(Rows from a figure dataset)
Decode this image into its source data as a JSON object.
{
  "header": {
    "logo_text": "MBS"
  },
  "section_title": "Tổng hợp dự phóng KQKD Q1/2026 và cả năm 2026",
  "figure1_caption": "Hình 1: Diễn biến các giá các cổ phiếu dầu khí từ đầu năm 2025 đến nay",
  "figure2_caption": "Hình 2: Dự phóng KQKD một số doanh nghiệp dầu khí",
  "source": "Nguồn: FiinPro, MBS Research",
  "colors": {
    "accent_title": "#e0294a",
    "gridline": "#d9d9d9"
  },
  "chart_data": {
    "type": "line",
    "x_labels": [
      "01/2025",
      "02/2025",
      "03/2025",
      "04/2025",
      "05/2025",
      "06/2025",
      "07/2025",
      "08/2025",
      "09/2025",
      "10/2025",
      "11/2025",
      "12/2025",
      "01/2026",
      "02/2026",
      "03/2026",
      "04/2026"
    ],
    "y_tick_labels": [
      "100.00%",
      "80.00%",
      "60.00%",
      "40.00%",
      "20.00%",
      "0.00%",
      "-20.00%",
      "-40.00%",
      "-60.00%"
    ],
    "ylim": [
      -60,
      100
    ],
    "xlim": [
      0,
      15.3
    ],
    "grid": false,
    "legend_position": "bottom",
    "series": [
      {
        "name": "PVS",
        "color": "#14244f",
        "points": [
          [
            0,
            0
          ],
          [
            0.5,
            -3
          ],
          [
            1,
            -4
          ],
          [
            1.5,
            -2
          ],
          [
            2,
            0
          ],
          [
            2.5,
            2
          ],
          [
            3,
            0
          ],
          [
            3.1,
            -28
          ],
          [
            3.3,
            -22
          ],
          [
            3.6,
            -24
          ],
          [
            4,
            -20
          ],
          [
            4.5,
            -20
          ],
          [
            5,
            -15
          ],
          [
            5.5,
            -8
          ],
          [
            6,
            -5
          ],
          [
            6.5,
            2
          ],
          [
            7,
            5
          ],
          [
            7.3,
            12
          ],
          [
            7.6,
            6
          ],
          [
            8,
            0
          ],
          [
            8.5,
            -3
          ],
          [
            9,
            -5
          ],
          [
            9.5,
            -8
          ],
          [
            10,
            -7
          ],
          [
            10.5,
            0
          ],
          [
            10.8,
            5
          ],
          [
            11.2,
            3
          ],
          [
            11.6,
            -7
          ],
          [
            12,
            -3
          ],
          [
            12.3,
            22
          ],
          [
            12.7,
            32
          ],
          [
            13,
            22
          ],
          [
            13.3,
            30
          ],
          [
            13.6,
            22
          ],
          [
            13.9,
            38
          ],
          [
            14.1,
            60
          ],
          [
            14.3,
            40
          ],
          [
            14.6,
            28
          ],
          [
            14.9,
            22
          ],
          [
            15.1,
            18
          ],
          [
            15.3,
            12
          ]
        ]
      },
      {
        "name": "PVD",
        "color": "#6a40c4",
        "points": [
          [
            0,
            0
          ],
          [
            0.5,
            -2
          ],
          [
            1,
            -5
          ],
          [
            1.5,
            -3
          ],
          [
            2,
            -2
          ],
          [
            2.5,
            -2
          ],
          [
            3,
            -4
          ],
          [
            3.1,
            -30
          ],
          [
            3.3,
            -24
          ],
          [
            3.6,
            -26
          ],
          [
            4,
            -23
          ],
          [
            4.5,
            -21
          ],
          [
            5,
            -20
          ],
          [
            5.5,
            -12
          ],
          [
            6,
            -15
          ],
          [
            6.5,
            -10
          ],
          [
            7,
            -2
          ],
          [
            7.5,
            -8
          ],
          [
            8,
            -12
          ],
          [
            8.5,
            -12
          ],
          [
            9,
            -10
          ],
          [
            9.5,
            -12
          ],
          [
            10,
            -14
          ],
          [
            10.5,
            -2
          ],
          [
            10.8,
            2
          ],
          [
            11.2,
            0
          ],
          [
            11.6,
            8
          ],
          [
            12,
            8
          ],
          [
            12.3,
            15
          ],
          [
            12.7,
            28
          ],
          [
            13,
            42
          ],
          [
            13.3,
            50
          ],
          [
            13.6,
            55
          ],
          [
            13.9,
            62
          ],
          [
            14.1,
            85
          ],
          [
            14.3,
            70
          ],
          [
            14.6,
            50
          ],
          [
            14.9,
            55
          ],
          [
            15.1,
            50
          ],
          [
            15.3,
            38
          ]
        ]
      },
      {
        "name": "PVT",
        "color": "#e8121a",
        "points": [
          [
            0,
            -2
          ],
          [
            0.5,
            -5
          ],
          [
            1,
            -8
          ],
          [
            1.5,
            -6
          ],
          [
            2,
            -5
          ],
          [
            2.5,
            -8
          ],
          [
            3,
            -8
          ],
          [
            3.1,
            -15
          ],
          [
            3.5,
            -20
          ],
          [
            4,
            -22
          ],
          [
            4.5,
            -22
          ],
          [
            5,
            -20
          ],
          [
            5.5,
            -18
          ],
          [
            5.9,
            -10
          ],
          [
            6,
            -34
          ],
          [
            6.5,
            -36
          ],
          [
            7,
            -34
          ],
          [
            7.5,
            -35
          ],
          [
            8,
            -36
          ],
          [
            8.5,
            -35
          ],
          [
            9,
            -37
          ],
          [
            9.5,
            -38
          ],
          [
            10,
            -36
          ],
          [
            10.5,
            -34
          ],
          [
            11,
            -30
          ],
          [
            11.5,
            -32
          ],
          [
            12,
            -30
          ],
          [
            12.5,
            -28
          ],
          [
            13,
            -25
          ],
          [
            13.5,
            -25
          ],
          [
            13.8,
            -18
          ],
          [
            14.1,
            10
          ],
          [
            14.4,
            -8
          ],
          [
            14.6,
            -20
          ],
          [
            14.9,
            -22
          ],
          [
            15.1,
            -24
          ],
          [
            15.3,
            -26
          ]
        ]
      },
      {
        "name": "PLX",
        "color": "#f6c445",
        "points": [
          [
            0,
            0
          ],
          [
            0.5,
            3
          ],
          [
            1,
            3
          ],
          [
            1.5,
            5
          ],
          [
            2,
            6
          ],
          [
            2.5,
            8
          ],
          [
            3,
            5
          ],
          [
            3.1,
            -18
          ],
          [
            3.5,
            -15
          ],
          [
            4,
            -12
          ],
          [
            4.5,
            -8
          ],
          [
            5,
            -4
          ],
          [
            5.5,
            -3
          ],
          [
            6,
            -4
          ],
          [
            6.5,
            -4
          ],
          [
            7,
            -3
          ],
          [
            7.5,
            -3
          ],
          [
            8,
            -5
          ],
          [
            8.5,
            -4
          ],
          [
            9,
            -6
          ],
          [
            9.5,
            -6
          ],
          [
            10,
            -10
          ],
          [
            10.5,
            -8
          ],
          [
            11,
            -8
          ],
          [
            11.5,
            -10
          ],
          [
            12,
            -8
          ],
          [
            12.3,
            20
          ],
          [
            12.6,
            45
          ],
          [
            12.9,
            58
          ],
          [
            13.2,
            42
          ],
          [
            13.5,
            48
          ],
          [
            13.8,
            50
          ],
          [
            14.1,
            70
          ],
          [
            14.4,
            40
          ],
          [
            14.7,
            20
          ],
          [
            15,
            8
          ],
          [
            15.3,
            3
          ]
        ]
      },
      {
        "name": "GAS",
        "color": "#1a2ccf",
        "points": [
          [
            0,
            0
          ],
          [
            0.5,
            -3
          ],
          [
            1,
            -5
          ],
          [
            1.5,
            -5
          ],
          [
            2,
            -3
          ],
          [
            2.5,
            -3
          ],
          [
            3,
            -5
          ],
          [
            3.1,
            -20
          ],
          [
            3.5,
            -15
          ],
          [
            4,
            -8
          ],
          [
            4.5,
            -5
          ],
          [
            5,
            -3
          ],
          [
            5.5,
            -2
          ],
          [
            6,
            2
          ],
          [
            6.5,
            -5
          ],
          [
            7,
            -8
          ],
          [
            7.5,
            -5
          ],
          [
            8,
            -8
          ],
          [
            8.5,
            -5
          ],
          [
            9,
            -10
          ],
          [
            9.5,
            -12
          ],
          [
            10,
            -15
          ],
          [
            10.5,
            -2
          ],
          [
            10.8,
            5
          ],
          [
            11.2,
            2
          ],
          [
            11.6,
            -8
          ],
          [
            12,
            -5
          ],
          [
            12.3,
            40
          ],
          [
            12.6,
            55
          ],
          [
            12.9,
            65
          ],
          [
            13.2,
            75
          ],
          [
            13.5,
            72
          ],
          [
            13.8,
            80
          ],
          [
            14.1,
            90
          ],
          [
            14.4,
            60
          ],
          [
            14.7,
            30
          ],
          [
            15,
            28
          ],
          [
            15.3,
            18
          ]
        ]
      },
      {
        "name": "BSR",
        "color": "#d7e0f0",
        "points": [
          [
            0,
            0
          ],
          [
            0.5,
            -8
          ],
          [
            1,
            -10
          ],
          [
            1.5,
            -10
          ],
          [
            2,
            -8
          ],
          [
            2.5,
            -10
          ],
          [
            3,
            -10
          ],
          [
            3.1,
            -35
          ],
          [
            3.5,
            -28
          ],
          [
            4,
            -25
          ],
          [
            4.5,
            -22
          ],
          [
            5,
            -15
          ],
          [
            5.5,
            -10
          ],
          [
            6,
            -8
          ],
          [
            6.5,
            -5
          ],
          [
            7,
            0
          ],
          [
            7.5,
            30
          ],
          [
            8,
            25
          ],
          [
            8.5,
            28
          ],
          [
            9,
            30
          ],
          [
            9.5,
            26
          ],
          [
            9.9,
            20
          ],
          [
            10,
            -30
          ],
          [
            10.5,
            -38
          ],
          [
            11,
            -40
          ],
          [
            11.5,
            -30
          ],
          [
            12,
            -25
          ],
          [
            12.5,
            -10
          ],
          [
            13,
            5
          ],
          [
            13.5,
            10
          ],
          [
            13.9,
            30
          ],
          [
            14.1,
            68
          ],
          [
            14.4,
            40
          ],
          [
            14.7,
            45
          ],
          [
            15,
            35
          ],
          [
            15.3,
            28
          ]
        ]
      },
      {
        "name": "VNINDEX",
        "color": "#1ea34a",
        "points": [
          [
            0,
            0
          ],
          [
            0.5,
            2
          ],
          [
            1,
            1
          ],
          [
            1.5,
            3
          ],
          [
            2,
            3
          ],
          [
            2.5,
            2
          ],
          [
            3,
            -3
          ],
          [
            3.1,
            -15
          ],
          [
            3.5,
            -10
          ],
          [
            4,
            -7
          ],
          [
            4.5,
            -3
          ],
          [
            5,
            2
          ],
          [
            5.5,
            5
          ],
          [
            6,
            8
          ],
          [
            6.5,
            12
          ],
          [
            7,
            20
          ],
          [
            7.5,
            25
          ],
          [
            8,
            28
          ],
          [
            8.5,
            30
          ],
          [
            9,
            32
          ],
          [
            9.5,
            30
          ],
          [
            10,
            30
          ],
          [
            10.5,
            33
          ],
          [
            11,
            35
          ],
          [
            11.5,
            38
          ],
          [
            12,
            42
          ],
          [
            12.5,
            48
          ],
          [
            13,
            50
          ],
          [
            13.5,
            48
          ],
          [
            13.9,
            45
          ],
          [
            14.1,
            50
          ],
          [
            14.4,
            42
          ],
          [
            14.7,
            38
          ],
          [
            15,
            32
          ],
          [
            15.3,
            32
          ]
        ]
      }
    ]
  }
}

What to work on:
Report the number of lines that include the string "Hình"; return nothing but the count.

The completed task:
2